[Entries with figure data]
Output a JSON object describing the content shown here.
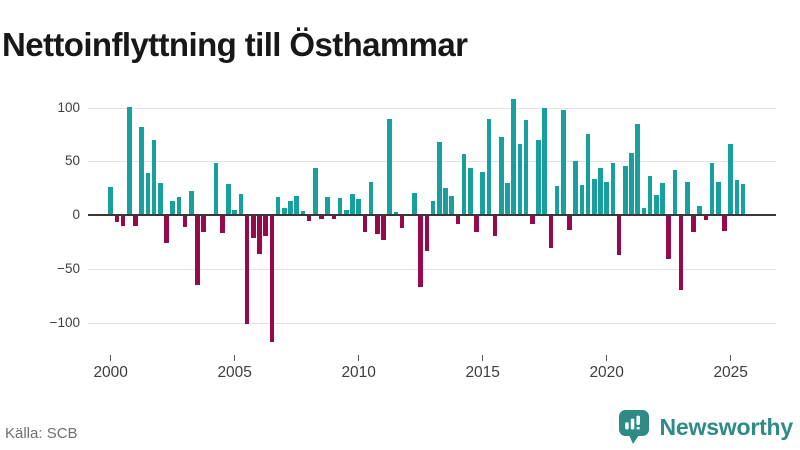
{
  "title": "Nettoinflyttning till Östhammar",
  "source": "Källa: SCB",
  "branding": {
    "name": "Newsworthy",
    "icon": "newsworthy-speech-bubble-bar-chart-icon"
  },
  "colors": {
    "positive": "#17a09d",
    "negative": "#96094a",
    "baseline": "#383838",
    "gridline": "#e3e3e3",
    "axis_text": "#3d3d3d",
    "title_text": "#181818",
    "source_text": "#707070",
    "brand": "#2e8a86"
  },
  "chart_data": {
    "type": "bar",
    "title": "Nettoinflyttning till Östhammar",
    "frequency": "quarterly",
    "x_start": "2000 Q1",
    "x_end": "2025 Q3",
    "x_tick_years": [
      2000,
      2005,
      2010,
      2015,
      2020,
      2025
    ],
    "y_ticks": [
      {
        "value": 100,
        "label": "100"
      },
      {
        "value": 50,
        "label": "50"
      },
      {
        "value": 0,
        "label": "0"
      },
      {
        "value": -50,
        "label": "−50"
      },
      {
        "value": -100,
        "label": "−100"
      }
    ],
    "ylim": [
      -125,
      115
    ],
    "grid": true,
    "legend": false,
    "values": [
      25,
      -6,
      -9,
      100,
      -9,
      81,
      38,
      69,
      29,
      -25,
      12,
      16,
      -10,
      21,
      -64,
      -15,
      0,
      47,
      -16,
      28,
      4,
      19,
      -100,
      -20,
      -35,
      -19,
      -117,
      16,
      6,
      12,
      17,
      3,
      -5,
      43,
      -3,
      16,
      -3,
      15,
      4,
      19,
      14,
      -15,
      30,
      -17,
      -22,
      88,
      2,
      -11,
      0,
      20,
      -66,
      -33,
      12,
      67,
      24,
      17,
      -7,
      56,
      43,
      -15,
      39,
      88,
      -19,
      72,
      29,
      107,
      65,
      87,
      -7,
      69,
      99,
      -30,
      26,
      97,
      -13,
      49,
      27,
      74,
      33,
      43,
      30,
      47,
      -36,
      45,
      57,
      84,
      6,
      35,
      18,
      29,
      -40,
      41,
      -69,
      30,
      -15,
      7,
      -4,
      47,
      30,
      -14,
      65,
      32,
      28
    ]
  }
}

* * *

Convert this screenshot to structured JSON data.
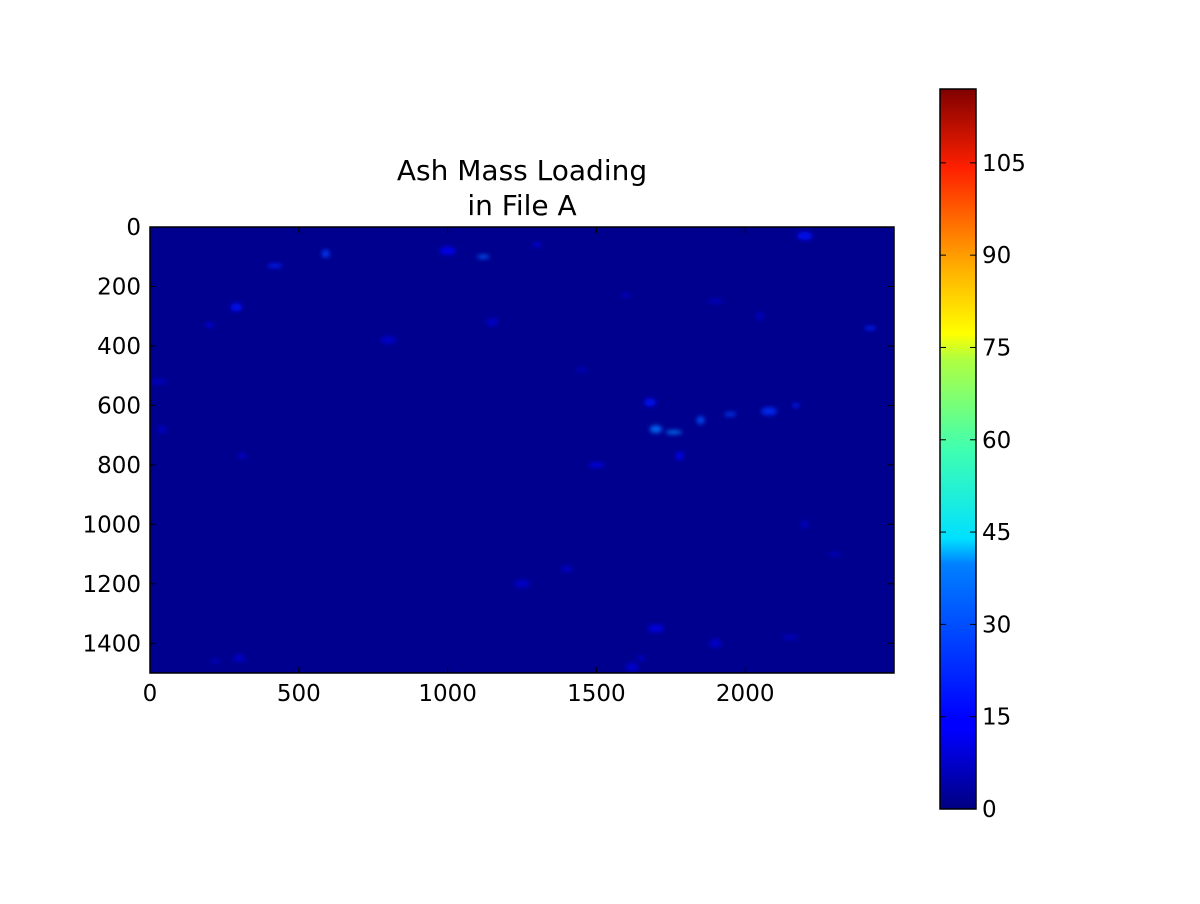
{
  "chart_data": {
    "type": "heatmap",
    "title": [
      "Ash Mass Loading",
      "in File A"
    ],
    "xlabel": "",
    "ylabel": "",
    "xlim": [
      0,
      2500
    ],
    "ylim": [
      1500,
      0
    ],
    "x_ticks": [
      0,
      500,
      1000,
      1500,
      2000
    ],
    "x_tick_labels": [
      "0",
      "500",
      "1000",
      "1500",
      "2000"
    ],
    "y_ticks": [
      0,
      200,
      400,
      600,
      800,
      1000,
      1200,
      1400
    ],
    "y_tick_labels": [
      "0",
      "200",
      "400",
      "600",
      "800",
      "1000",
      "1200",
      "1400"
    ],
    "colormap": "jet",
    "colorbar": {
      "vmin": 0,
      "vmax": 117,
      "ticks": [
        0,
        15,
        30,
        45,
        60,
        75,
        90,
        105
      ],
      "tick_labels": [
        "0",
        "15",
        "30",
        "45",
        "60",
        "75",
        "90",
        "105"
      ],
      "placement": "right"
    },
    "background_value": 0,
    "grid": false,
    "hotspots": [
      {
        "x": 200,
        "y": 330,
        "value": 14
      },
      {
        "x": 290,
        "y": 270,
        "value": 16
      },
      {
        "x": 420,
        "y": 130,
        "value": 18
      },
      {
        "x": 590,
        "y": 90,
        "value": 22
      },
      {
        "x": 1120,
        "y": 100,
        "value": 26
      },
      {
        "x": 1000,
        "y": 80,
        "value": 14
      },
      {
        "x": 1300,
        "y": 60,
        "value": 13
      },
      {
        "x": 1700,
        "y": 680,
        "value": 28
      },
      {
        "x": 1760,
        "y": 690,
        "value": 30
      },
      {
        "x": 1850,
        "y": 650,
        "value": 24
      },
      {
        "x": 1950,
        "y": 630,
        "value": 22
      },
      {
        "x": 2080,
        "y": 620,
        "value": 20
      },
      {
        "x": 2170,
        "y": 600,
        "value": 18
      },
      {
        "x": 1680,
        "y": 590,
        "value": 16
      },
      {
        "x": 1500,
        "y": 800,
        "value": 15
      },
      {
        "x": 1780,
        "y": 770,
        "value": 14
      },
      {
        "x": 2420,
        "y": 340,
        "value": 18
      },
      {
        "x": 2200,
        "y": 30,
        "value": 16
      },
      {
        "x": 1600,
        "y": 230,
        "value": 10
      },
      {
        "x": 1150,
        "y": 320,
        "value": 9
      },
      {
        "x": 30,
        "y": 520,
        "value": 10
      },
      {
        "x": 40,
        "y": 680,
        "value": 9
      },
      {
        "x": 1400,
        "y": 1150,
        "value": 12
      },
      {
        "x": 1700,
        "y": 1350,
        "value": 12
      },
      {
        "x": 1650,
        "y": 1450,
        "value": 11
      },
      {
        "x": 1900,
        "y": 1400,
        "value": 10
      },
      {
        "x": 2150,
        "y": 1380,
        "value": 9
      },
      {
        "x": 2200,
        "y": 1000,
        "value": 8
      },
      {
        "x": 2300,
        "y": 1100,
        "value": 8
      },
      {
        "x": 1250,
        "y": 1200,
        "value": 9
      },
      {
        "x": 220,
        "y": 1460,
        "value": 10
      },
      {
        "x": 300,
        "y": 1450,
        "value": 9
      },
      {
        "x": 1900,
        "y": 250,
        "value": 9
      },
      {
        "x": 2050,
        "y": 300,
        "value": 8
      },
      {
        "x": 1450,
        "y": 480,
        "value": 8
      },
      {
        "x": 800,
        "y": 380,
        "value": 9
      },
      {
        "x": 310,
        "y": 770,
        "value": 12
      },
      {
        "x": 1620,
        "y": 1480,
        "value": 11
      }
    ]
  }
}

==

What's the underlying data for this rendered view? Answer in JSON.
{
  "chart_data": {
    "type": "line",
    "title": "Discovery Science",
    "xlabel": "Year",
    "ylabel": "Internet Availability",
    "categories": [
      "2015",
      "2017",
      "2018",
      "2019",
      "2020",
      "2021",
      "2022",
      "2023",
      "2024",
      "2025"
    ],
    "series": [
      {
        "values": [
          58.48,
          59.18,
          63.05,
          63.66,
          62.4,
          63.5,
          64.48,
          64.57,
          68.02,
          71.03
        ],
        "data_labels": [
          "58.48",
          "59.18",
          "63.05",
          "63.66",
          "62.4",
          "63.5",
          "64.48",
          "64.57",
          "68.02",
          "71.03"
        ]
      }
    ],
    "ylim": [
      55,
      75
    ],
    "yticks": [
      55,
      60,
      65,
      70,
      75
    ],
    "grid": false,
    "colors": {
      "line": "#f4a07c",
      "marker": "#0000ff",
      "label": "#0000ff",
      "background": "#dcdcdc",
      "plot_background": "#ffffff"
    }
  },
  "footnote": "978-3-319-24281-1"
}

=== TASK STATEMENT ===
Only lines holding the string "ylabel" are wanted; gather each one from the entries above.

=== ANSWER ===
    "ylabel": "",
    "ylabel": "Internet Availability",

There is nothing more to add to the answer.